#### THE PROBLEM
Find how many lines in the data below mention "arrow". Give the number only.

#### GIVEN ENTRIES
[START]
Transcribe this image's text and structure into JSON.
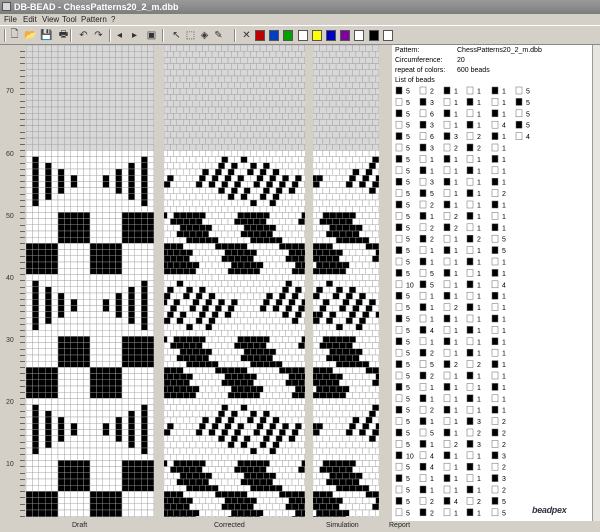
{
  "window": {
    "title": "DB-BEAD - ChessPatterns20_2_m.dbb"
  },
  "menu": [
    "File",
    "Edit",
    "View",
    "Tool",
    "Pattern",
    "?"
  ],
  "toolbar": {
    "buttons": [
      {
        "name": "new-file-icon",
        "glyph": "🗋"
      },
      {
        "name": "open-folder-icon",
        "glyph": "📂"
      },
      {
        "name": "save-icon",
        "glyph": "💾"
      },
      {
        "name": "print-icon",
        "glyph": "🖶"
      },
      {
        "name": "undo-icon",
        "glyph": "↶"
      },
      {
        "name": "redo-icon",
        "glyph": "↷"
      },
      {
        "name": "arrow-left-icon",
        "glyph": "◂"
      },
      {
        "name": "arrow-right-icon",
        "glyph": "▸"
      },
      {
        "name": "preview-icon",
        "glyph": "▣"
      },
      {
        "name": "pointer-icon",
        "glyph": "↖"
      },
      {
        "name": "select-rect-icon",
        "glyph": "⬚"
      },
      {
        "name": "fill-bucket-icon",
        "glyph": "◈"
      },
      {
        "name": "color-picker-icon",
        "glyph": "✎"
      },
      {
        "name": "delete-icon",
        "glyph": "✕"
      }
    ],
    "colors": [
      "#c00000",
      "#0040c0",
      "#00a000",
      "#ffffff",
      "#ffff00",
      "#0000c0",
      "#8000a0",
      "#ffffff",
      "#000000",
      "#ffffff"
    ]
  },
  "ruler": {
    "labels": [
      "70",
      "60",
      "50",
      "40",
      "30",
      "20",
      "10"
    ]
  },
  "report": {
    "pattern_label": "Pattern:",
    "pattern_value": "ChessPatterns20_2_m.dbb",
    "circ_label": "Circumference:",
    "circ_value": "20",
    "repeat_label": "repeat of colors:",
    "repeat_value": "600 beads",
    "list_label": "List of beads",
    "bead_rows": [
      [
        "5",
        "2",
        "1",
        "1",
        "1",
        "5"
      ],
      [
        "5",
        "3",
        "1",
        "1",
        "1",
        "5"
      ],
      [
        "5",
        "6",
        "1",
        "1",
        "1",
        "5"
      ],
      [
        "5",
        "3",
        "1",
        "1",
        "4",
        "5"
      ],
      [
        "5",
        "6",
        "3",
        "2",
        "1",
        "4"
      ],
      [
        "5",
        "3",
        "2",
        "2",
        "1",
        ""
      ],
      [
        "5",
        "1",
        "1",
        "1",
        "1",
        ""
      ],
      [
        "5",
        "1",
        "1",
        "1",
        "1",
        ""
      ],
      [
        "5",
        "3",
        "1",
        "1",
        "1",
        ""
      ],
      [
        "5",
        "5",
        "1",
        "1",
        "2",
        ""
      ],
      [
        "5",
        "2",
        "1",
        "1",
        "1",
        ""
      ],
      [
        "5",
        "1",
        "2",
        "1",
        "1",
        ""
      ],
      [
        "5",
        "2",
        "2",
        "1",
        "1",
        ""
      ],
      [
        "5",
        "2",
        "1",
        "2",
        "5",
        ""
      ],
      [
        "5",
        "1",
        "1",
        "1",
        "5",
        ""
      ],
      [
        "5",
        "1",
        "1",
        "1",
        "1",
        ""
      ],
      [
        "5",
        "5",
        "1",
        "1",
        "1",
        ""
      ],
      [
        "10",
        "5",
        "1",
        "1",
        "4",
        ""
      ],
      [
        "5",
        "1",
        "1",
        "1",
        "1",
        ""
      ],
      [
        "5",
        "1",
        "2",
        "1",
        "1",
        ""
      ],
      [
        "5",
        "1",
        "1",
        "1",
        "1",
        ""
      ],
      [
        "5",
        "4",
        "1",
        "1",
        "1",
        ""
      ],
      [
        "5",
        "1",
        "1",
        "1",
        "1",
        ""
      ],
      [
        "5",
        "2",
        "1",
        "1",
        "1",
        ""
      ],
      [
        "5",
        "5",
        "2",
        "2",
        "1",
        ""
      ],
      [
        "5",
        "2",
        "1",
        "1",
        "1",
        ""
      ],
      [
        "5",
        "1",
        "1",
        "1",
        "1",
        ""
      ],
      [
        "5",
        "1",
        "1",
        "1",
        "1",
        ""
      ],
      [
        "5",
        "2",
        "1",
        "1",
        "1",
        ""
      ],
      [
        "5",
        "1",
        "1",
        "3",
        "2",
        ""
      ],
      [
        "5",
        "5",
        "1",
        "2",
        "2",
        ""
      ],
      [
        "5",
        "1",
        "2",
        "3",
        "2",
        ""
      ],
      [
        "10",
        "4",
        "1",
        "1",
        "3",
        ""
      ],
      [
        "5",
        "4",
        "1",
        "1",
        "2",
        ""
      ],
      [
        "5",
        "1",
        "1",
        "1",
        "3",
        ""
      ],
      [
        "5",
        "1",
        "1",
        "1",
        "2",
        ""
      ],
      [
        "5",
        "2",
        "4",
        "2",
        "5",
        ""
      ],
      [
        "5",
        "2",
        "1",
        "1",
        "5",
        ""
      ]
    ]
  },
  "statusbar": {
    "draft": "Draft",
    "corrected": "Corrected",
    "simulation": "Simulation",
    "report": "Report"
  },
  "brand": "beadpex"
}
[END]
[START]
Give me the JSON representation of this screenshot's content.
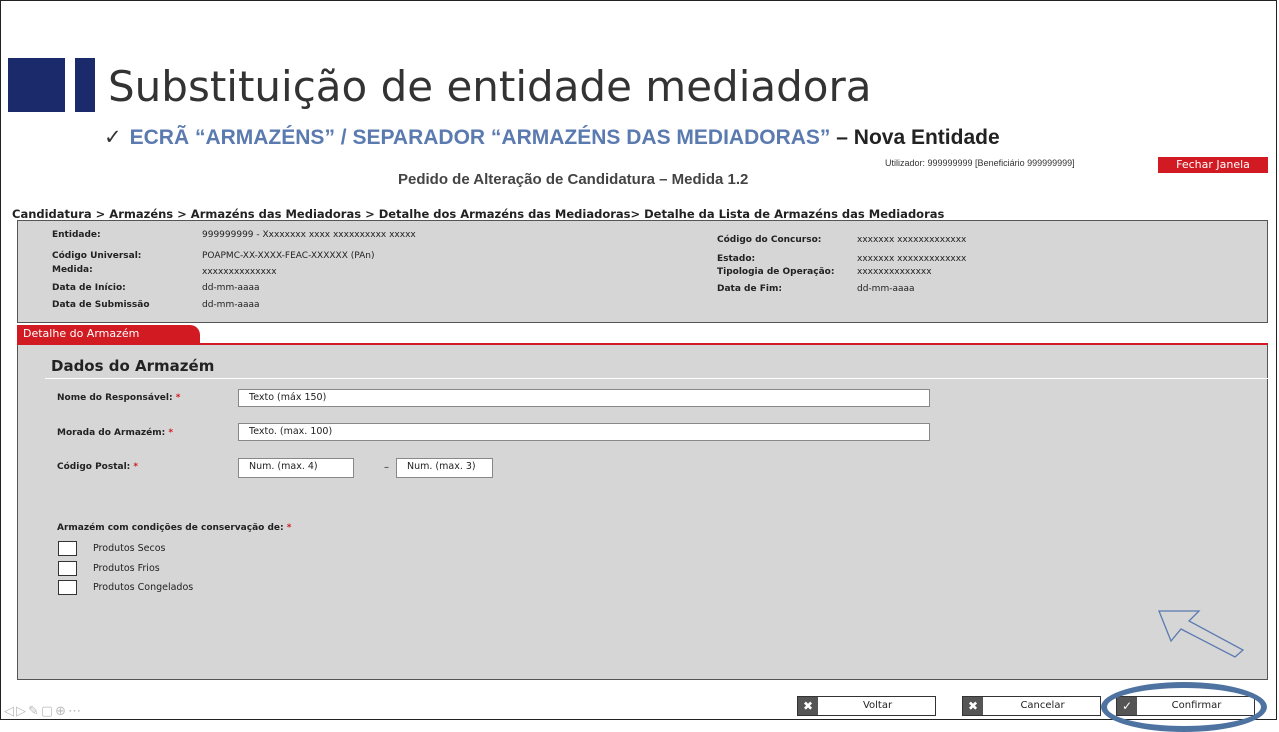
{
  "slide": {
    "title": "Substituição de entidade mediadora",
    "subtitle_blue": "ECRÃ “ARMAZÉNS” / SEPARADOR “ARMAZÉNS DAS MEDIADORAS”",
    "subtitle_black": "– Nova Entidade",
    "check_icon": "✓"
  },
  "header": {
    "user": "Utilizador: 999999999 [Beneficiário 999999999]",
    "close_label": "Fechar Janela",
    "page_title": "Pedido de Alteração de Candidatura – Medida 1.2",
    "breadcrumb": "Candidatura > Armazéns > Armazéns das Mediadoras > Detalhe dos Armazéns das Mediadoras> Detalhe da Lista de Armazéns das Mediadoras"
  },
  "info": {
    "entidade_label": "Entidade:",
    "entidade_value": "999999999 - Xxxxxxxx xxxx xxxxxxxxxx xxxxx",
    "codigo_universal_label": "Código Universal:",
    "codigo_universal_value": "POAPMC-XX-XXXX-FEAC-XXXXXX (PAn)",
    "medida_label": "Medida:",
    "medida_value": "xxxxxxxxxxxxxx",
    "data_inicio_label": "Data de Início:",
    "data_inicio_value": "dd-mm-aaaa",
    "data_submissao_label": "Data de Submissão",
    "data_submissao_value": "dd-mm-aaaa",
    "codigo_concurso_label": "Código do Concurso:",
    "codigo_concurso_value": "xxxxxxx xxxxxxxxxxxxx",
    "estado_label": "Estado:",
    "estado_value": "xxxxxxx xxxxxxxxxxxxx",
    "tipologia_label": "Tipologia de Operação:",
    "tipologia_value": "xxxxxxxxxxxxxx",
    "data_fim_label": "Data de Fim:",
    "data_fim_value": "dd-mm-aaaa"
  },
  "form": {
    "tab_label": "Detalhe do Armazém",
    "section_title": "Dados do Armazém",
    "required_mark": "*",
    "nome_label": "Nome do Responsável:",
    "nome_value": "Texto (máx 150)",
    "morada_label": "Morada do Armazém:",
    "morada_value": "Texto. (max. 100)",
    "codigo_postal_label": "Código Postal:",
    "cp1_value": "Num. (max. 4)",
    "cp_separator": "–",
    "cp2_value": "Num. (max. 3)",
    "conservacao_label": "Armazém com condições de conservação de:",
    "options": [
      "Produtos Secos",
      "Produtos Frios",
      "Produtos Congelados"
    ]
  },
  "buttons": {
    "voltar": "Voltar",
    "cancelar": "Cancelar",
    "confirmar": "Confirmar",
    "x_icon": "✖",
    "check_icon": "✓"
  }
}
[END]
#### SOLUTION TO THIS TASK
2